- _WHAT THE TASK ASKS_: Revise the records from the line containing "X-axis label: Graphe" through the line containing "Localize each UI component in this 600×600" by replacing "UI component" with "interface item". Leave everything else in those lines unchanged.

+++ TASK INPUTS +++

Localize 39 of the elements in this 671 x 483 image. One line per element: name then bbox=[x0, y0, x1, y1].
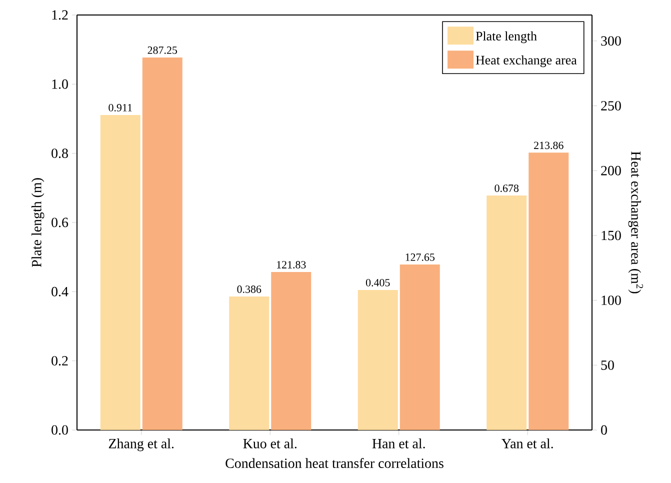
data-label: 127.65 bbox=[406, 254, 435, 261]
y-tick-label: 0.0 bbox=[52, 425, 68, 435]
data-label: 0.911 bbox=[108, 104, 132, 112]
y2-tick-label: 50 bbox=[601, 360, 614, 370]
data-label: 0.678 bbox=[494, 184, 519, 192]
x-tick-label: Han et al. bbox=[372, 438, 425, 448]
y-axis-title: Plate length (m) bbox=[32, 178, 44, 268]
y-tick-label: 1.2 bbox=[52, 10, 68, 20]
bar bbox=[486, 196, 527, 430]
y2-tick-label: 200 bbox=[601, 166, 621, 176]
x-tick-label: Zhang et al. bbox=[108, 438, 174, 452]
legend-label: Heat exchange area bbox=[476, 55, 577, 68]
y2-axis-title: Heat exchanger area (m$^{2}$) bbox=[628, 151, 643, 294]
bar bbox=[142, 57, 182, 430]
x-tick-label: Yan et al. bbox=[502, 438, 553, 448]
y2-tick-label: 150 bbox=[602, 230, 621, 240]
y2-tick-label: 300 bbox=[601, 36, 621, 46]
bar bbox=[100, 114, 140, 430]
x-tick-label: Kuo et al. bbox=[243, 438, 296, 448]
y2-tick-label: 250 bbox=[601, 101, 621, 110]
y-tick-label: 0.6 bbox=[52, 218, 68, 228]
y2-tick-label: 100 bbox=[602, 296, 621, 306]
data-label: 0.405 bbox=[366, 278, 390, 286]
bar bbox=[271, 272, 312, 430]
bar bbox=[229, 296, 270, 430]
bar bbox=[400, 264, 440, 430]
data-label: 287.25 bbox=[148, 46, 178, 54]
x-axis-title: Condensation heat transfer correlations bbox=[226, 458, 444, 468]
y-tick-label: 0.2 bbox=[52, 356, 68, 366]
bar bbox=[358, 290, 398, 430]
y-tick-label: 0.8 bbox=[52, 148, 68, 158]
data-label: 121.83 bbox=[277, 261, 306, 268]
y-tick-label: 1.0 bbox=[52, 79, 68, 89]
data-label: 0.386 bbox=[237, 286, 262, 293]
y-tick-label: 0.4 bbox=[52, 286, 68, 296]
data-label: 213.86 bbox=[534, 142, 564, 150]
bar bbox=[528, 152, 569, 430]
y2-tick-label: 0 bbox=[601, 425, 607, 435]
legend-label: Plate length bbox=[476, 31, 537, 44]
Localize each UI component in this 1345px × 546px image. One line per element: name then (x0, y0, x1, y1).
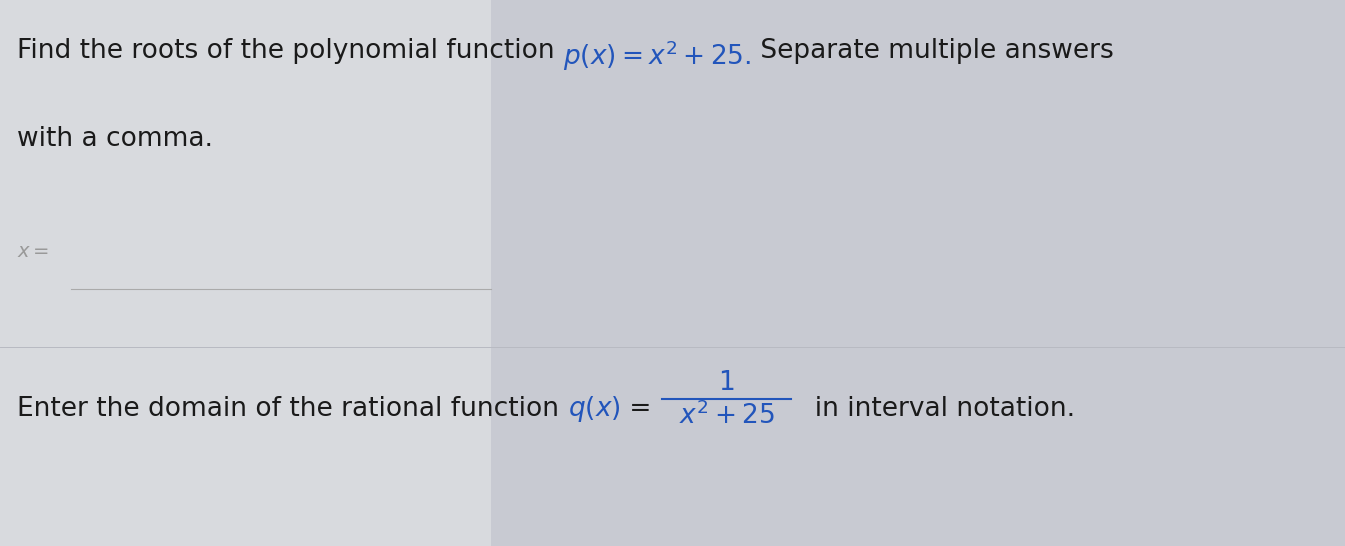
Bar (491, 0, 1345, 546)
Text: $p(x) = x^2 + 25.$: $p(x) = x^2 + 25.$ (564, 38, 752, 73)
Text: $q(x)$: $q(x)$ (568, 395, 620, 424)
Text: Separate multiple answers: Separate multiple answers (752, 38, 1114, 64)
Text: $x^2 + 25$: $x^2 + 25$ (679, 401, 775, 430)
Text: 1: 1 (718, 370, 734, 396)
Text: Enter the domain of the rational function: Enter the domain of the rational functio… (17, 396, 568, 423)
Text: in interval notation.: in interval notation. (798, 396, 1075, 423)
Text: $x =$: $x =$ (17, 242, 50, 260)
Bar (0, 0, 491, 546)
Text: =: = (620, 396, 659, 423)
Text: Find the roots of the polynomial function: Find the roots of the polynomial functio… (17, 38, 564, 64)
Text: with a comma.: with a comma. (17, 126, 214, 152)
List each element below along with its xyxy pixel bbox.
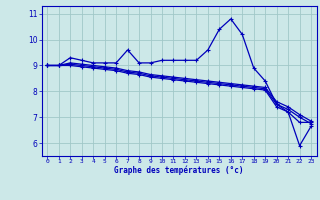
X-axis label: Graphe des températures (°c): Graphe des températures (°c) xyxy=(115,166,244,175)
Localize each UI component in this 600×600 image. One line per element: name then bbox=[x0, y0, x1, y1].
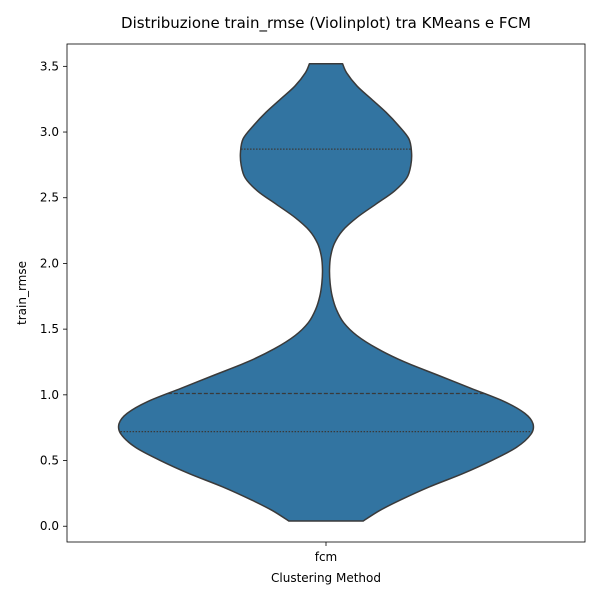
y-tick-label: 3.5 bbox=[40, 59, 59, 73]
violin-body-fcm bbox=[117, 62, 535, 522]
plot-area bbox=[117, 62, 535, 522]
x-tick-label-fcm: fcm bbox=[315, 550, 338, 564]
y-tick-label: 0.0 bbox=[40, 519, 59, 533]
y-axis: 0.0 0.5 1.0 1.5 2.0 2.5 3.0 3.5 bbox=[40, 59, 67, 533]
y-tick-label: 3.0 bbox=[40, 125, 59, 139]
y-tick-label: 2.5 bbox=[40, 191, 59, 205]
y-axis-label: train_rmse bbox=[15, 261, 29, 325]
y-tick-label: 1.0 bbox=[40, 388, 59, 402]
y-tick-label: 2.0 bbox=[40, 256, 59, 270]
y-tick-label: 1.5 bbox=[40, 322, 59, 336]
x-axis: fcm bbox=[315, 542, 338, 564]
y-tick-label: 0.5 bbox=[40, 454, 59, 468]
x-axis-label: Clustering Method bbox=[271, 571, 381, 585]
chart-title: Distribuzione train_rmse (Violinplot) tr… bbox=[121, 14, 531, 33]
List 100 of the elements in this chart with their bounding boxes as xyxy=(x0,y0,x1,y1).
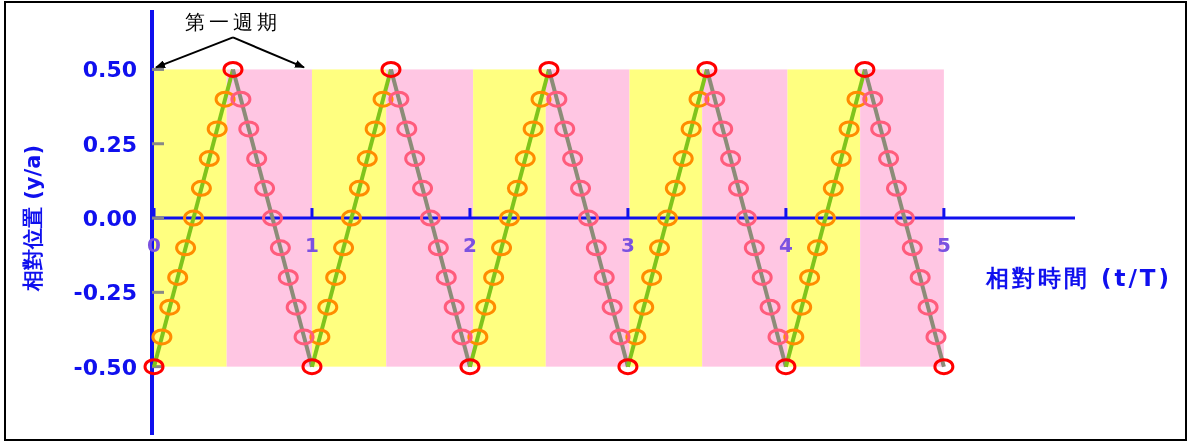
point xyxy=(862,90,884,108)
point xyxy=(925,328,947,346)
point xyxy=(451,328,473,346)
point xyxy=(570,179,592,197)
point xyxy=(672,150,694,168)
y-tick-label: -0.25 xyxy=(73,280,137,306)
point xyxy=(348,179,370,197)
point xyxy=(293,328,315,346)
point xyxy=(901,239,923,257)
point xyxy=(554,120,576,138)
point xyxy=(562,150,584,168)
point xyxy=(167,268,189,286)
y-axis-title: 相對位置 (y/a) xyxy=(21,145,45,293)
point xyxy=(340,209,362,227)
point xyxy=(775,358,797,376)
point xyxy=(380,60,402,78)
point xyxy=(854,60,876,78)
point xyxy=(593,268,615,286)
y-tick-label: -0.50 xyxy=(73,354,137,380)
point xyxy=(285,298,307,316)
point xyxy=(491,239,513,257)
point xyxy=(720,150,742,168)
point xyxy=(427,239,449,257)
point xyxy=(885,179,907,197)
point xyxy=(743,239,765,257)
point xyxy=(475,298,497,316)
point xyxy=(664,179,686,197)
point xyxy=(443,298,465,316)
point xyxy=(791,298,813,316)
point xyxy=(767,328,789,346)
point xyxy=(246,150,268,168)
point xyxy=(649,239,671,257)
point xyxy=(206,120,228,138)
y-tick-label: 0.00 xyxy=(82,206,137,232)
point xyxy=(230,90,252,108)
point xyxy=(704,90,726,108)
point xyxy=(182,209,204,227)
y-tick-label: 0.25 xyxy=(82,131,137,157)
x-tick-label: 5 xyxy=(936,233,951,258)
point xyxy=(412,179,434,197)
point xyxy=(435,268,457,286)
point xyxy=(680,120,702,138)
point xyxy=(728,179,750,197)
point xyxy=(356,150,378,168)
point xyxy=(498,209,520,227)
point xyxy=(483,268,505,286)
y-tick-label: 0.50 xyxy=(82,57,137,83)
point xyxy=(601,298,623,316)
point xyxy=(175,239,197,257)
point xyxy=(143,358,165,376)
point xyxy=(609,328,631,346)
point xyxy=(388,90,410,108)
point xyxy=(506,179,528,197)
point xyxy=(419,209,441,227)
point xyxy=(878,150,900,168)
point xyxy=(269,239,291,257)
point xyxy=(633,298,655,316)
point xyxy=(333,239,355,257)
point xyxy=(807,239,828,257)
point xyxy=(830,150,852,168)
point xyxy=(254,179,276,197)
point xyxy=(909,268,931,286)
point xyxy=(822,179,844,197)
point xyxy=(198,150,220,168)
point xyxy=(838,120,860,138)
point xyxy=(917,298,939,316)
point xyxy=(238,120,260,138)
point xyxy=(459,358,481,376)
point xyxy=(159,298,181,316)
point xyxy=(585,239,607,257)
point xyxy=(759,298,781,316)
point xyxy=(396,120,418,138)
point xyxy=(656,209,678,227)
point xyxy=(641,268,663,286)
point xyxy=(751,268,773,286)
point xyxy=(933,358,955,376)
x-axis-title: 相對時間 (t/T) xyxy=(984,265,1172,292)
point xyxy=(317,298,339,316)
point xyxy=(617,358,639,376)
point xyxy=(222,60,244,78)
point xyxy=(799,268,821,286)
point xyxy=(735,209,757,227)
point xyxy=(696,60,718,78)
point xyxy=(514,150,536,168)
point xyxy=(261,209,283,227)
point xyxy=(893,209,915,227)
point xyxy=(325,268,347,286)
point xyxy=(277,268,299,286)
point xyxy=(577,209,599,227)
point xyxy=(712,120,734,138)
annotation: 第一週期 xyxy=(184,10,281,35)
point xyxy=(814,209,836,227)
point xyxy=(151,328,173,346)
point xyxy=(546,90,568,108)
point xyxy=(364,120,386,138)
point xyxy=(538,60,560,78)
point xyxy=(404,150,426,168)
point xyxy=(190,179,212,197)
point xyxy=(870,120,892,138)
point xyxy=(522,120,544,138)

+++

- _TASK SOLUTION_:
X-axis label: Graphe des températures (°c): Graphe des températures (°c) xyxy=(115,166,244,175)
Localize each interface item in this 600×600 image. One line per element: name then bbox=[x0, y0, x1, y1].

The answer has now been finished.